• [Task details] Every record below should be transcribed exactly. Omit the images.

--- Start Dataset records ---

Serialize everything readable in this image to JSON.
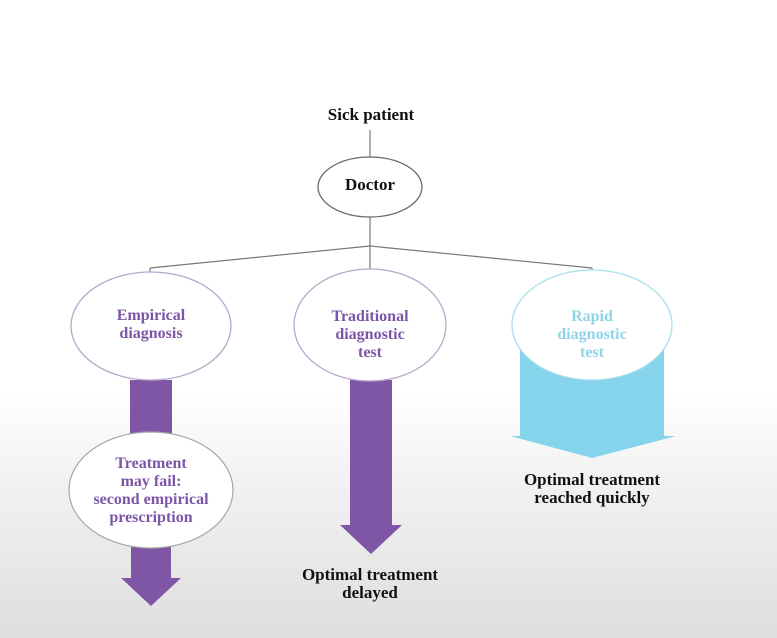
{
  "colors": {
    "purple_arrow": "#7f56a6",
    "purple_text": "#7d55a6",
    "cyan_arrow": "#86d3ec",
    "cyan_text": "#8fd3ea",
    "ellipse_stroke_dark": "#6b6b6b",
    "ellipse_stroke_purple": "#b8a7cc",
    "ellipse_stroke_cyan": "#a8dfee",
    "line": "#777777"
  },
  "diagram": {
    "top_label": "Sick patient",
    "doctor": "Doctor",
    "branches": [
      {
        "label": "Empirical\ndiagnosis",
        "color": "purple"
      },
      {
        "label": "Traditional\ndiagnostic\ntest",
        "color": "purple"
      },
      {
        "label": "Rapid\ndiagnostic\ntest",
        "color": "cyan"
      }
    ],
    "empirical_followup": "Treatment\nmay fail:\nsecond empirical\nprescription",
    "traditional_outcome": "Optimal treatment\ndelayed",
    "rapid_outcome": "Optimal treatment\nreached quickly"
  }
}
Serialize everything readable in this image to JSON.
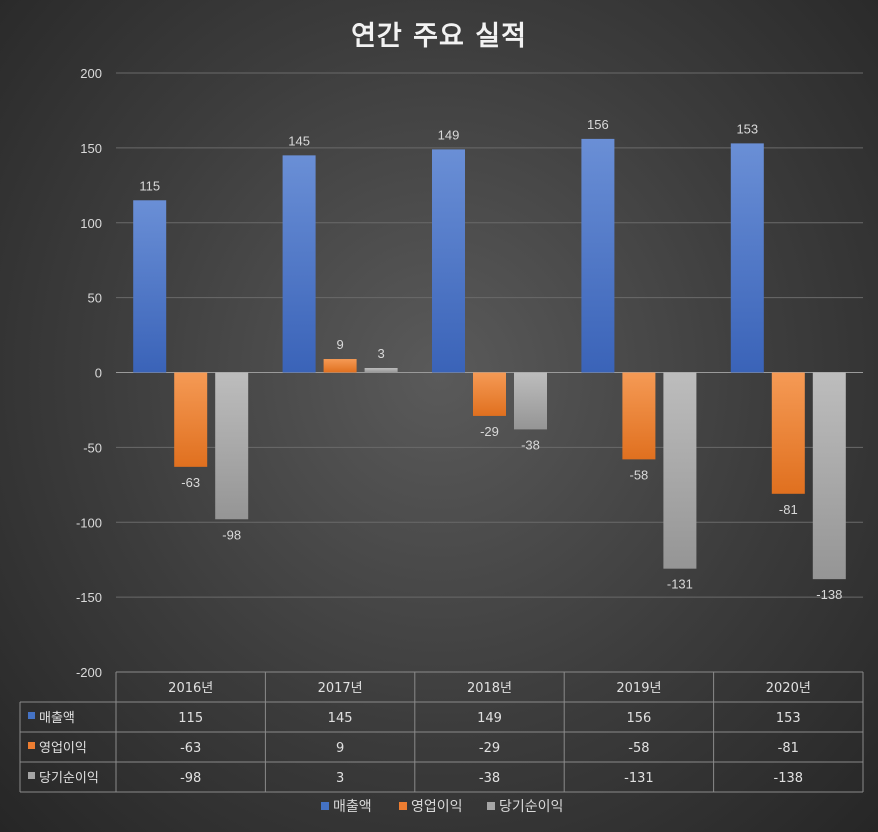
{
  "chart_data": {
    "type": "bar",
    "title": "연간 주요 실적",
    "categories": [
      "2016년",
      "2017년",
      "2018년",
      "2019년",
      "2020년"
    ],
    "series": [
      {
        "name": "매출액",
        "color": "#4472c4",
        "values": [
          115,
          145,
          149,
          156,
          153
        ]
      },
      {
        "name": "영업이익",
        "color": "#ed7d31",
        "values": [
          -63,
          9,
          -29,
          -58,
          -81
        ]
      },
      {
        "name": "당기순이익",
        "color": "#a5a5a5",
        "values": [
          -98,
          3,
          -38,
          -131,
          -138
        ]
      }
    ],
    "ylim": [
      -200,
      200
    ],
    "yticks": [
      200,
      150,
      100,
      50,
      0,
      -50,
      -100,
      -150,
      -200
    ],
    "grid": true,
    "legend": "bottom",
    "data_table": true
  }
}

--- End Dataset records ---

• [Complete response]
Serialize everything readable in this image to JSON.
{
  "colors": {
    "purple_arrow": "#7f56a6",
    "purple_text": "#7d55a6",
    "cyan_arrow": "#86d3ec",
    "cyan_text": "#8fd3ea",
    "ellipse_stroke_dark": "#6b6b6b",
    "ellipse_stroke_purple": "#b8a7cc",
    "ellipse_stroke_cyan": "#a8dfee",
    "line": "#777777"
  },
  "diagram": {
    "top_label": "Sick patient",
    "doctor": "Doctor",
    "branches": [
      {
        "label": "Empirical\ndiagnosis",
        "color": "purple"
      },
      {
        "label": "Traditional\ndiagnostic\ntest",
        "color": "purple"
      },
      {
        "label": "Rapid\ndiagnostic\ntest",
        "color": "cyan"
      }
    ],
    "empirical_followup": "Treatment\nmay fail:\nsecond empirical\nprescription",
    "traditional_outcome": "Optimal treatment\ndelayed",
    "rapid_outcome": "Optimal treatment\nreached quickly"
  }
}
Serialize everything readable in this image to JSON.
{
  "chart_data": {
    "type": "bar",
    "title": "연간 주요 실적",
    "categories": [
      "2016년",
      "2017년",
      "2018년",
      "2019년",
      "2020년"
    ],
    "series": [
      {
        "name": "매출액",
        "color": "#4472c4",
        "values": [
          115,
          145,
          149,
          156,
          153
        ]
      },
      {
        "name": "영업이익",
        "color": "#ed7d31",
        "values": [
          -63,
          9,
          -29,
          -58,
          -81
        ]
      },
      {
        "name": "당기순이익",
        "color": "#a5a5a5",
        "values": [
          -98,
          3,
          -38,
          -131,
          -138
        ]
      }
    ],
    "ylim": [
      -200,
      200
    ],
    "yticks": [
      200,
      150,
      100,
      50,
      0,
      -50,
      -100,
      -150,
      -200
    ],
    "grid": true,
    "legend": "bottom",
    "data_table": true
  }
}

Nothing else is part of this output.